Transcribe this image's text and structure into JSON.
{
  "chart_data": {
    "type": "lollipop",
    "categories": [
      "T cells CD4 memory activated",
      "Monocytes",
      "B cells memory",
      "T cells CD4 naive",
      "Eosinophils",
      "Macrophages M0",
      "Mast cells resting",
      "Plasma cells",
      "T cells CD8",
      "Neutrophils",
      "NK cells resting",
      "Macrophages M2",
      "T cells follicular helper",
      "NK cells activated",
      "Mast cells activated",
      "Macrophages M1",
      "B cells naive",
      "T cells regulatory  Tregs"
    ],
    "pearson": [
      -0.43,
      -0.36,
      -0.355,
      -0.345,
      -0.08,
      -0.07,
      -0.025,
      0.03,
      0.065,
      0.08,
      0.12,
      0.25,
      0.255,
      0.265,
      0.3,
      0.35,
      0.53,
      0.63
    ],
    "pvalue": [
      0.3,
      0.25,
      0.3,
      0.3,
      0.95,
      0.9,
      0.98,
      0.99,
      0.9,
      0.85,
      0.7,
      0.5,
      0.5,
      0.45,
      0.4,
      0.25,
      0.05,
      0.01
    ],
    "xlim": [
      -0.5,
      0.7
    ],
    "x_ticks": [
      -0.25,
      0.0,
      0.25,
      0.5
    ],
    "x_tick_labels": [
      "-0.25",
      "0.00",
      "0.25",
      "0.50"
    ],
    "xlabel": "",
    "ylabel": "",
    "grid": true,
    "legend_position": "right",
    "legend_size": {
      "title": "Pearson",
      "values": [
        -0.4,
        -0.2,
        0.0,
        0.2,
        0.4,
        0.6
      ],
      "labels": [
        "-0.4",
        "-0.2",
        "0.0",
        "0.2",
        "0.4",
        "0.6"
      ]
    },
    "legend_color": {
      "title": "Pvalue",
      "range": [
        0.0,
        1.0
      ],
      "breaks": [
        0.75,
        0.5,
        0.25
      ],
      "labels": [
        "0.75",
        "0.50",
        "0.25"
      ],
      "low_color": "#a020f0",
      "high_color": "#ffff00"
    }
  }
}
☆ ☆ ☆ ☆
__Task requirements__. All lines of the listing that contain the word "cells" should be copied out.

__Answer__.
      "T cells CD4 memory activated",
      "B cells memory",
      "T cells CD4 naive",
      "Mast cells resting",
      "Plasma cells",
      "T cells CD8",
      "NK cells resting",
      "T cells follicular helper",
      "NK cells activated",
      "Mast cells activated",
      "B cells naive",
      "T cells regulatory  Tregs"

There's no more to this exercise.